▶ Written request
Reproduce every line of the data below without changing any character.

▶ Data for the task
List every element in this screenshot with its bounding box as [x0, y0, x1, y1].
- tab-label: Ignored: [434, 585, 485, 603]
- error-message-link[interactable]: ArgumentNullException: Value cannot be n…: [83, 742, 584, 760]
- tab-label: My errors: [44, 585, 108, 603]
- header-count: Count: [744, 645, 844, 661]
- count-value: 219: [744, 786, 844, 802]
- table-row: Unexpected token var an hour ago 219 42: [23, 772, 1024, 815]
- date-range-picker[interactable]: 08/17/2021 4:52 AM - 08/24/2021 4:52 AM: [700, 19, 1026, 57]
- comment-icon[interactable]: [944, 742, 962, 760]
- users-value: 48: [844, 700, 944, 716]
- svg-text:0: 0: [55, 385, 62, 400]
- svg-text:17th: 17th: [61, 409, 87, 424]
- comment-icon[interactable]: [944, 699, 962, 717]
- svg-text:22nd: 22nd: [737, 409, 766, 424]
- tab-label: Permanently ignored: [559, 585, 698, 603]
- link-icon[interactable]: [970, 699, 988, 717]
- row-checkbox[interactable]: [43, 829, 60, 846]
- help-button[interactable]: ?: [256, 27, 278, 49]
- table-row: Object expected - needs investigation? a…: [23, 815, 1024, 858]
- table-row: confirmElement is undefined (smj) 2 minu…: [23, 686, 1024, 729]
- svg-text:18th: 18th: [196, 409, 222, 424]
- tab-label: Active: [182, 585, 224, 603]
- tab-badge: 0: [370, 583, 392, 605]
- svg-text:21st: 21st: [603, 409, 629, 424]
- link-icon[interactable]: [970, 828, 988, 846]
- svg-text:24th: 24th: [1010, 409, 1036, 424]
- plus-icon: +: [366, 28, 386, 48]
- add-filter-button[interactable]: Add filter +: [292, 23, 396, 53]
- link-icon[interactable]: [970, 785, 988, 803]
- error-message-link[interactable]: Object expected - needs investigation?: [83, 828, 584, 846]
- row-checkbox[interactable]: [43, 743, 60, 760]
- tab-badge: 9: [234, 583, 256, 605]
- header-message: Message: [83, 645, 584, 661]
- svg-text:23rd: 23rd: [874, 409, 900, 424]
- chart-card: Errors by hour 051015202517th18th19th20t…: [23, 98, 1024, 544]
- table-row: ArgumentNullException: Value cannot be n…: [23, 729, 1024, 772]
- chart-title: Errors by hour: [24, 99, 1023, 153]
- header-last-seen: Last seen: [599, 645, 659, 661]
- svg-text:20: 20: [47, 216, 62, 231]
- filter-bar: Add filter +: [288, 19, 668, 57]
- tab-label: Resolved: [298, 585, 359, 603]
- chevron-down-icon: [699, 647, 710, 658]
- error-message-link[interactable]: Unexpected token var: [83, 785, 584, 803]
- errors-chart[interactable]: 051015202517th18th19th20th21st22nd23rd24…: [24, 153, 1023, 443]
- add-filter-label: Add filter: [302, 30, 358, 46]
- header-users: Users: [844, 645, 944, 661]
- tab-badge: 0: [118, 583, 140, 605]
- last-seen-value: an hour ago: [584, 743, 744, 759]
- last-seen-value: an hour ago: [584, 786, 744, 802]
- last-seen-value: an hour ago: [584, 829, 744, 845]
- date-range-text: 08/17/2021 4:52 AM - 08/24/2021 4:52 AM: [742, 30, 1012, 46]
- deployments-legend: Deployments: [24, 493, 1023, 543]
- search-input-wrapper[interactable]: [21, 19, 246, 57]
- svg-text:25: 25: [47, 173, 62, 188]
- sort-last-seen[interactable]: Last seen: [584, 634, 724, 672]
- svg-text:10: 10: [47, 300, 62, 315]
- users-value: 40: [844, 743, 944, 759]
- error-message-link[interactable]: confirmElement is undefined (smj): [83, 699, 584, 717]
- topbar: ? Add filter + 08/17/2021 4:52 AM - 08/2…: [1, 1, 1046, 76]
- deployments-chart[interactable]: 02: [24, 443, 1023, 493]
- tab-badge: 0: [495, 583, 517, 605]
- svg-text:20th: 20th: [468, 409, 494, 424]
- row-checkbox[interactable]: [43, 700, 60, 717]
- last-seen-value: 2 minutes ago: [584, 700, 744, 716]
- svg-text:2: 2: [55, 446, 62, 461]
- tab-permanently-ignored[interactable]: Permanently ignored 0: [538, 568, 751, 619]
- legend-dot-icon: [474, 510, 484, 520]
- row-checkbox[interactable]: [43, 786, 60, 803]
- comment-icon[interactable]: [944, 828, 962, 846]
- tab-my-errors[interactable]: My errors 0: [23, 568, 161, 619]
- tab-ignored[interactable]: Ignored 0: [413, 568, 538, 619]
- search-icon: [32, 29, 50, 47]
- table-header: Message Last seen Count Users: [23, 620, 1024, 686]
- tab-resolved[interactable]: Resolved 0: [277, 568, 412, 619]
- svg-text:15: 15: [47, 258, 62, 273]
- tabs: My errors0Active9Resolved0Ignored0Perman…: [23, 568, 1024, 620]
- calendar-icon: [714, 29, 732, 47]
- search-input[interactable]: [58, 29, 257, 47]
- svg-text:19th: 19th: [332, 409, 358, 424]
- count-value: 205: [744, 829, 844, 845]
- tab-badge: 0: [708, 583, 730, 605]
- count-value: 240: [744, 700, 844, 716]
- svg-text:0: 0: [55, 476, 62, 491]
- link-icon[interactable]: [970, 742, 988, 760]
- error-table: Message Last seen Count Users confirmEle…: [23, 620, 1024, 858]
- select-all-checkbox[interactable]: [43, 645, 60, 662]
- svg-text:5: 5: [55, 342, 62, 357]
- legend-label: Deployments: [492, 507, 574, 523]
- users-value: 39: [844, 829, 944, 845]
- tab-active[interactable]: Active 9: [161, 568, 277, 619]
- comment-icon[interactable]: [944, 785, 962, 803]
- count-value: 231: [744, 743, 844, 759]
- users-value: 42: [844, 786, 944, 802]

▶ Completed exercise
List every element in this screenshot with its bounding box as [x0, y0, x1, y1].
- tab-label: Ignored: [434, 585, 485, 603]
- error-message-link[interactable]: ArgumentNullException: Value cannot be n…: [83, 742, 584, 760]
- tab-label: My errors: [44, 585, 108, 603]
- header-count: Count: [744, 645, 844, 661]
- count-value: 219: [744, 786, 844, 802]
- table-row: Unexpected token var an hour ago 219 42: [23, 772, 1024, 815]
- date-range-picker[interactable]: 08/17/2021 4:52 AM - 08/24/2021 4:52 AM: [700, 19, 1026, 57]
- comment-icon[interactable]: [944, 742, 962, 760]
- users-value: 48: [844, 700, 944, 716]
- svg-text:0: 0: [55, 385, 62, 400]
- svg-text:17th: 17th: [61, 409, 87, 424]
- comment-icon[interactable]: [944, 699, 962, 717]
- svg-text:22nd: 22nd: [737, 409, 766, 424]
- tab-label: Permanently ignored: [559, 585, 698, 603]
- link-icon[interactable]: [970, 699, 988, 717]
- row-checkbox[interactable]: [43, 829, 60, 846]
- help-button[interactable]: ?: [256, 27, 278, 49]
- table-row: Object expected - needs investigation? a…: [23, 815, 1024, 858]
- table-row: confirmElement is undefined (smj) 2 minu…: [23, 686, 1024, 729]
- svg-text:18th: 18th: [196, 409, 222, 424]
- tab-label: Active: [182, 585, 224, 603]
- tab-badge: 0: [370, 583, 392, 605]
- svg-text:21st: 21st: [603, 409, 629, 424]
- link-icon[interactable]: [970, 828, 988, 846]
- svg-text:24th: 24th: [1010, 409, 1036, 424]
- plus-icon: +: [366, 28, 386, 48]
- add-filter-button[interactable]: Add filter +: [292, 23, 396, 53]
- link-icon[interactable]: [970, 785, 988, 803]
- error-message-link[interactable]: Object expected - needs investigation?: [83, 828, 584, 846]
- row-checkbox[interactable]: [43, 743, 60, 760]
- tab-badge: 9: [234, 583, 256, 605]
- header-message: Message: [83, 645, 584, 661]
- svg-text:23rd: 23rd: [874, 409, 900, 424]
- chart-card: Errors by hour 051015202517th18th19th20t…: [23, 98, 1024, 544]
- table-row: ArgumentNullException: Value cannot be n…: [23, 729, 1024, 772]
- chart-title: Errors by hour: [24, 99, 1023, 153]
- header-last-seen: Last seen: [599, 645, 659, 661]
- svg-text:20: 20: [47, 216, 62, 231]
- filter-bar: Add filter +: [288, 19, 668, 57]
- tab-label: Resolved: [298, 585, 359, 603]
- chevron-down-icon: [699, 647, 710, 658]
- error-message-link[interactable]: Unexpected token var: [83, 785, 584, 803]
- errors-chart[interactable]: 051015202517th18th19th20th21st22nd23rd24…: [24, 153, 1023, 443]
- add-filter-label: Add filter: [302, 30, 358, 46]
- header-users: Users: [844, 645, 944, 661]
- tab-badge: 0: [118, 583, 140, 605]
- last-seen-value: an hour ago: [584, 743, 744, 759]
- last-seen-value: an hour ago: [584, 786, 744, 802]
- last-seen-value: an hour ago: [584, 829, 744, 845]
- date-range-text: 08/17/2021 4:52 AM - 08/24/2021 4:52 AM: [742, 30, 1012, 46]
- deployments-legend: Deployments: [24, 493, 1023, 543]
- search-input-wrapper[interactable]: [21, 19, 246, 57]
- svg-text:25: 25: [47, 173, 62, 188]
- sort-last-seen[interactable]: Last seen: [584, 634, 724, 672]
- svg-text:10: 10: [47, 300, 62, 315]
- users-value: 40: [844, 743, 944, 759]
- error-message-link[interactable]: confirmElement is undefined (smj): [83, 699, 584, 717]
- topbar: ? Add filter + 08/17/2021 4:52 AM - 08/2…: [1, 1, 1046, 76]
- deployments-chart[interactable]: 02: [24, 443, 1023, 493]
- tab-badge: 0: [495, 583, 517, 605]
- svg-text:20th: 20th: [468, 409, 494, 424]
- row-checkbox[interactable]: [43, 700, 60, 717]
- last-seen-value: 2 minutes ago: [584, 700, 744, 716]
- svg-text:2: 2: [55, 446, 62, 461]
- tab-permanently-ignored[interactable]: Permanently ignored 0: [538, 568, 751, 619]
- legend-dot-icon: [474, 510, 484, 520]
- row-checkbox[interactable]: [43, 786, 60, 803]
- comment-icon[interactable]: [944, 828, 962, 846]
- tab-my-errors[interactable]: My errors 0: [23, 568, 161, 619]
- tab-ignored[interactable]: Ignored 0: [413, 568, 538, 619]
- search-icon: [32, 29, 50, 47]
- table-header: Message Last seen Count Users: [23, 620, 1024, 686]
- tab-resolved[interactable]: Resolved 0: [277, 568, 412, 619]
- svg-text:15: 15: [47, 258, 62, 273]
- tabs: My errors0Active9Resolved0Ignored0Perman…: [23, 568, 1024, 620]
- calendar-icon: [714, 29, 732, 47]
- search-input[interactable]: [58, 29, 257, 47]
- svg-text:19th: 19th: [332, 409, 358, 424]
- count-value: 205: [744, 829, 844, 845]
- tab-badge: 0: [708, 583, 730, 605]
- count-value: 240: [744, 700, 844, 716]
- svg-text:0: 0: [55, 476, 62, 491]
- link-icon[interactable]: [970, 742, 988, 760]
- error-table: Message Last seen Count Users confirmEle…: [23, 620, 1024, 858]
- select-all-checkbox[interactable]: [43, 645, 60, 662]
- svg-text:5: 5: [55, 342, 62, 357]
- legend-label: Deployments: [492, 507, 574, 523]
- users-value: 39: [844, 829, 944, 845]
- tab-active[interactable]: Active 9: [161, 568, 277, 619]
- comment-icon[interactable]: [944, 785, 962, 803]
- count-value: 231: [744, 743, 844, 759]
- users-value: 42: [844, 786, 944, 802]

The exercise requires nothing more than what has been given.